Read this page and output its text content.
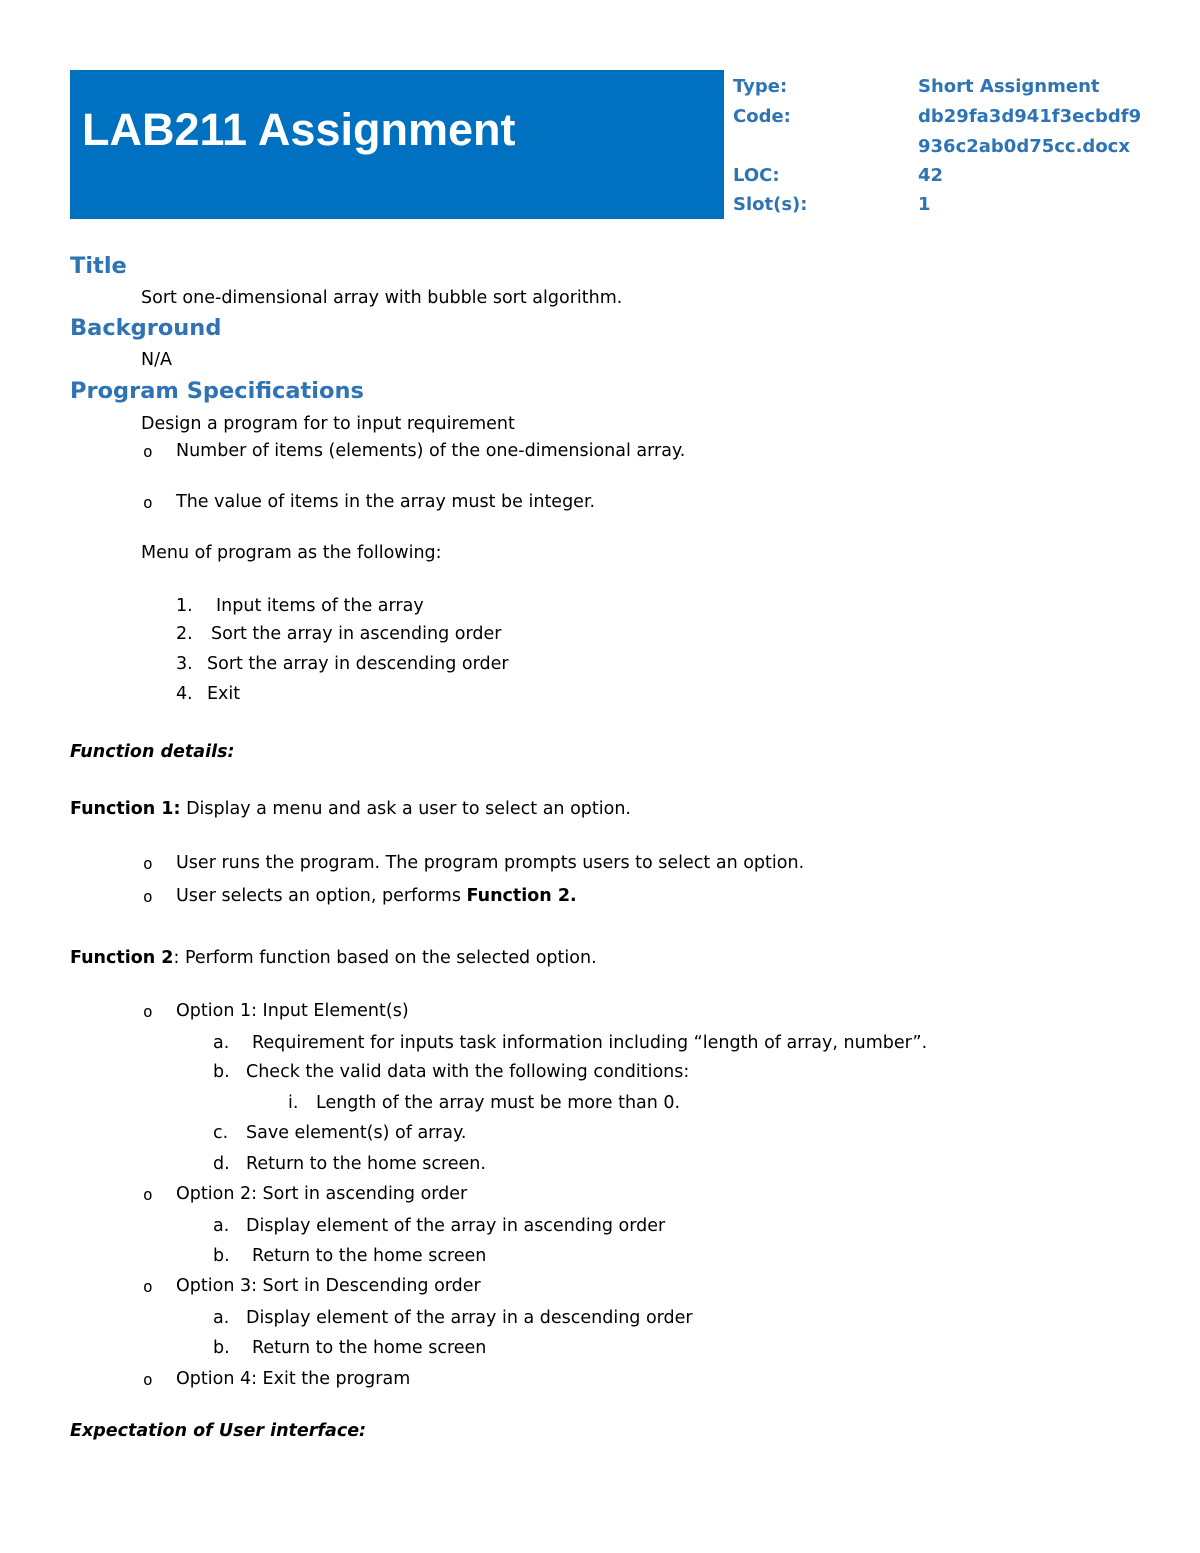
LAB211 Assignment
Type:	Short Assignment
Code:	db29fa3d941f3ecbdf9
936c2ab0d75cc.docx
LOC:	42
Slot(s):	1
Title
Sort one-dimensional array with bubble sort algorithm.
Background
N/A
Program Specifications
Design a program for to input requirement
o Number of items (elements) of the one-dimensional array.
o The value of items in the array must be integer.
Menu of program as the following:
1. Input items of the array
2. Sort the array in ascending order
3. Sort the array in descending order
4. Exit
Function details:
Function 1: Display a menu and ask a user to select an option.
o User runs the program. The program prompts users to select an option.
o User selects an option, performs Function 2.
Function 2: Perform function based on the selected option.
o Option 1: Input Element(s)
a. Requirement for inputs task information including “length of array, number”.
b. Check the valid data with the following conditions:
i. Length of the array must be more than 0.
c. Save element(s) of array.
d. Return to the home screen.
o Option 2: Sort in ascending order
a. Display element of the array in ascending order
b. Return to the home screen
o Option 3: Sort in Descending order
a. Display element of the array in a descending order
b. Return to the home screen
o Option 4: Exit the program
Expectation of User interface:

────

*SET PROBLEM*. Keep the pictures out of the copy and write out the data exactly as it stands.

*SOLUTION BELOW*.
Read this page and output its text content.
LAB211 Assignment
Type:	Short Assignment
Code:	db29fa3d941f3ecbdf9
936c2ab0d75cc.docx
LOC:	42
Slot(s):	1
Title
Sort one-dimensional array with bubble sort algorithm.
Background
N/A
Program Specifications
Design a program for to input requirement
o Number of items (elements) of the one-dimensional array.
o The value of items in the array must be integer.
Menu of program as the following:
1. Input items of the array
2. Sort the array in ascending order
3. Sort the array in descending order
4. Exit
Function details:
Function 1: Display a menu and ask a user to select an option.
o User runs the program. The program prompts users to select an option.
o User selects an option, performs Function 2.
Function 2: Perform function based on the selected option.
o Option 1: Input Element(s)
a. Requirement for inputs task information including “length of array, number”.
b. Check the valid data with the following conditions:
i. Length of the array must be more than 0.
c. Save element(s) of array.
d. Return to the home screen.
o Option 2: Sort in ascending order
a. Display element of the array in ascending order
b. Return to the home screen
o Option 3: Sort in Descending order
a. Display element of the array in a descending order
b. Return to the home screen
o Option 4: Exit the program
Expectation of User interface:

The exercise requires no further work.